----- Given data

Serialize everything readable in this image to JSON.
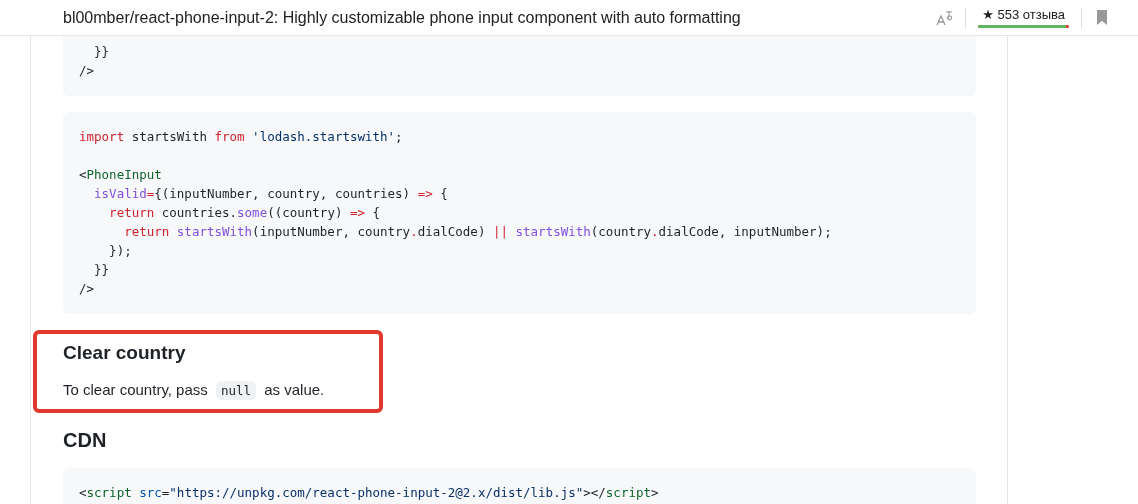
{
  "header": {
    "title": "bl00mber/react-phone-input-2: Highly customizable phone input component with auto formatting",
    "reviews": {
      "label": "★ 553 отзыва",
      "level": 0.97
    }
  },
  "sections": [
    {
      "kind": "code",
      "groups": [
        [
          {
            "tokens": [
              {
                "text": "  }}",
                "kind": "plain"
              }
            ]
          },
          {
            "tokens": [
              {
                "text": "/>",
                "kind": "plain"
              }
            ]
          }
        ]
      ]
    },
    {
      "kind": "code",
      "groups": [
        [
          {
            "tokens": [
              {
                "text": "import",
                "kind": "keyword"
              },
              {
                "text": " startsWith ",
                "kind": "plain"
              },
              {
                "text": "from",
                "kind": "keyword"
              },
              {
                "text": " 'lodash.startswith'",
                "kind": "string"
              },
              {
                "text": ";",
                "kind": "plain"
              }
            ]
          }
        ],
        [
          {
            "tokens": [
              {
                "text": "<",
                "kind": "plain"
              },
              {
                "text": "PhoneInput",
                "kind": "tag"
              }
            ]
          },
          {
            "tokens": [
              {
                "text": "  isValid",
                "kind": "entity"
              },
              {
                "text": "=",
                "kind": "keyword"
              },
              {
                "text": "{(inputNumber, country, countries) ",
                "kind": "plain"
              },
              {
                "text": "=>",
                "kind": "keyword"
              },
              {
                "text": " {",
                "kind": "plain"
              }
            ]
          },
          {
            "tokens": [
              {
                "text": "    return",
                "kind": "keyword"
              },
              {
                "text": " countries.",
                "kind": "plain"
              },
              {
                "text": "some",
                "kind": "entity"
              },
              {
                "text": "((country) ",
                "kind": "plain"
              },
              {
                "text": "=>",
                "kind": "keyword"
              },
              {
                "text": " {",
                "kind": "plain"
              }
            ]
          },
          {
            "tokens": [
              {
                "text": "      return",
                "kind": "keyword"
              },
              {
                "text": " startsWith",
                "kind": "entity"
              },
              {
                "text": "(inputNumber, country",
                "kind": "plain"
              },
              {
                "text": ".",
                "kind": "keyword"
              },
              {
                "text": "dialCode) ",
                "kind": "plain"
              },
              {
                "text": "||",
                "kind": "keyword"
              },
              {
                "text": " startsWith",
                "kind": "entity"
              },
              {
                "text": "(country",
                "kind": "plain"
              },
              {
                "text": ".",
                "kind": "keyword"
              },
              {
                "text": "dialCode, inputNumber);",
                "kind": "plain"
              }
            ]
          },
          {
            "tokens": [
              {
                "text": "    });",
                "kind": "plain"
              }
            ]
          },
          {
            "tokens": [
              {
                "text": "  }}",
                "kind": "plain"
              }
            ]
          },
          {
            "tokens": [
              {
                "text": "/>",
                "kind": "plain"
              }
            ]
          }
        ]
      ]
    },
    {
      "kind": "highlight",
      "heading": "Clear country",
      "text_before": "To clear country, pass",
      "code": "null",
      "text_after": "as value."
    },
    {
      "kind": "heading",
      "heading": "CDN"
    },
    {
      "kind": "code",
      "groups": [
        [
          {
            "tokens": [
              {
                "text": "<",
                "kind": "plain"
              },
              {
                "text": "script",
                "kind": "tag"
              },
              {
                "text": " src",
                "kind": "constant"
              },
              {
                "text": "=",
                "kind": "plain"
              },
              {
                "text": "\"https://unpkg.com/react-phone-input-2@2.x/dist/lib.js\"",
                "kind": "string"
              },
              {
                "text": "></",
                "kind": "plain"
              },
              {
                "text": "script",
                "kind": "tag"
              },
              {
                "text": ">",
                "kind": "plain"
              }
            ]
          }
        ]
      ]
    }
  ]
}
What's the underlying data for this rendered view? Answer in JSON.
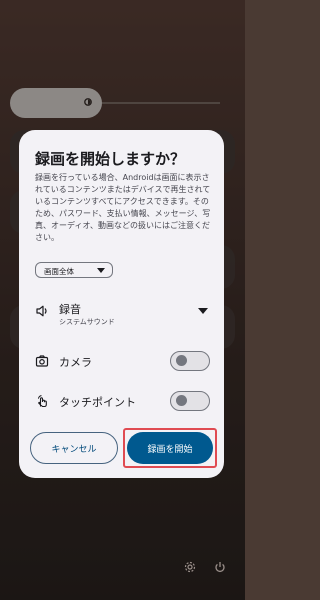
{
  "dialog": {
    "title": "録画を開始しますか？",
    "description": "録画を行っている場合、Androidは画面に表示されているコンテンツまたはデバイスで再生されているコンテンツすべてにアクセスできます。そのため、パスワード、支払い情報、メッセージ、写真、オーディオ、動画などの扱いにはご注意ください。",
    "scope_select": {
      "selected": "画面全体"
    },
    "audio": {
      "label": "録音",
      "sublabel": "システムサウンド"
    },
    "camera": {
      "label": "カメラ",
      "enabled": false
    },
    "touches": {
      "label": "タッチポイント",
      "enabled": false
    },
    "buttons": {
      "cancel": "キャンセル",
      "start": "録画を開始"
    }
  },
  "colors": {
    "primary": "#00598f",
    "highlight": "#e04b52",
    "dialog_bg": "#f3f2f6"
  },
  "icons": [
    "speaker-icon",
    "camera-icon",
    "touch-icon",
    "brightness-icon",
    "settings-icon",
    "power-icon"
  ]
}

----------

Given exercise — Using the records above, retype everything exactly except the pictures.

Solution to this task —
Serialize everything readable in this image to JSON.
{
  "header": {
    "title": "bl00mber/react-phone-input-2: Highly customizable phone input component with auto formatting",
    "reviews": {
      "label": "★ 553 отзыва",
      "level": 0.97
    }
  },
  "sections": [
    {
      "kind": "code",
      "groups": [
        [
          {
            "tokens": [
              {
                "text": "  }}",
                "kind": "plain"
              }
            ]
          },
          {
            "tokens": [
              {
                "text": "/>",
                "kind": "plain"
              }
            ]
          }
        ]
      ]
    },
    {
      "kind": "code",
      "groups": [
        [
          {
            "tokens": [
              {
                "text": "import",
                "kind": "keyword"
              },
              {
                "text": " startsWith ",
                "kind": "plain"
              },
              {
                "text": "from",
                "kind": "keyword"
              },
              {
                "text": " 'lodash.startswith'",
                "kind": "string"
              },
              {
                "text": ";",
                "kind": "plain"
              }
            ]
          }
        ],
        [
          {
            "tokens": [
              {
                "text": "<",
                "kind": "plain"
              },
              {
                "text": "PhoneInput",
                "kind": "tag"
              }
            ]
          },
          {
            "tokens": [
              {
                "text": "  isValid",
                "kind": "entity"
              },
              {
                "text": "=",
                "kind": "keyword"
              },
              {
                "text": "{(inputNumber, country, countries) ",
                "kind": "plain"
              },
              {
                "text": "=>",
                "kind": "keyword"
              },
              {
                "text": " {",
                "kind": "plain"
              }
            ]
          },
          {
            "tokens": [
              {
                "text": "    return",
                "kind": "keyword"
              },
              {
                "text": " countries.",
                "kind": "plain"
              },
              {
                "text": "some",
                "kind": "entity"
              },
              {
                "text": "((country) ",
                "kind": "plain"
              },
              {
                "text": "=>",
                "kind": "keyword"
              },
              {
                "text": " {",
                "kind": "plain"
              }
            ]
          },
          {
            "tokens": [
              {
                "text": "      return",
                "kind": "keyword"
              },
              {
                "text": " startsWith",
                "kind": "entity"
              },
              {
                "text": "(inputNumber, country",
                "kind": "plain"
              },
              {
                "text": ".",
                "kind": "keyword"
              },
              {
                "text": "dialCode) ",
                "kind": "plain"
              },
              {
                "text": "||",
                "kind": "keyword"
              },
              {
                "text": " startsWith",
                "kind": "entity"
              },
              {
                "text": "(country",
                "kind": "plain"
              },
              {
                "text": ".",
                "kind": "keyword"
              },
              {
                "text": "dialCode, inputNumber);",
                "kind": "plain"
              }
            ]
          },
          {
            "tokens": [
              {
                "text": "    });",
                "kind": "plain"
              }
            ]
          },
          {
            "tokens": [
              {
                "text": "  }}",
                "kind": "plain"
              }
            ]
          },
          {
            "tokens": [
              {
                "text": "/>",
                "kind": "plain"
              }
            ]
          }
        ]
      ]
    },
    {
      "kind": "highlight",
      "heading": "Clear country",
      "text_before": "To clear country, pass",
      "code": "null",
      "text_after": "as value."
    },
    {
      "kind": "heading",
      "heading": "CDN"
    },
    {
      "kind": "code",
      "groups": [
        [
          {
            "tokens": [
              {
                "text": "<",
                "kind": "plain"
              },
              {
                "text": "script",
                "kind": "tag"
              },
              {
                "text": " src",
                "kind": "constant"
              },
              {
                "text": "=",
                "kind": "plain"
              },
              {
                "text": "\"https://unpkg.com/react-phone-input-2@2.x/dist/lib.js\"",
                "kind": "string"
              },
              {
                "text": "></",
                "kind": "plain"
              },
              {
                "text": "script",
                "kind": "tag"
              },
              {
                "text": ">",
                "kind": "plain"
              }
            ]
          }
        ]
      ]
    }
  ]
}
What's the underlying data for this rendered view? Answer in JSON.
{
  "dialog": {
    "title": "録画を開始しますか？",
    "description": "録画を行っている場合、Androidは画面に表示されているコンテンツまたはデバイスで再生されているコンテンツすべてにアクセスできます。そのため、パスワード、支払い情報、メッセージ、写真、オーディオ、動画などの扱いにはご注意ください。",
    "scope_select": {
      "selected": "画面全体"
    },
    "audio": {
      "label": "録音",
      "sublabel": "システムサウンド"
    },
    "camera": {
      "label": "カメラ",
      "enabled": false
    },
    "touches": {
      "label": "タッチポイント",
      "enabled": false
    },
    "buttons": {
      "cancel": "キャンセル",
      "start": "録画を開始"
    }
  },
  "colors": {
    "primary": "#00598f",
    "highlight": "#e04b52",
    "dialog_bg": "#f3f2f6"
  },
  "icons": [
    "speaker-icon",
    "camera-icon",
    "touch-icon",
    "brightness-icon",
    "settings-icon",
    "power-icon"
  ]
}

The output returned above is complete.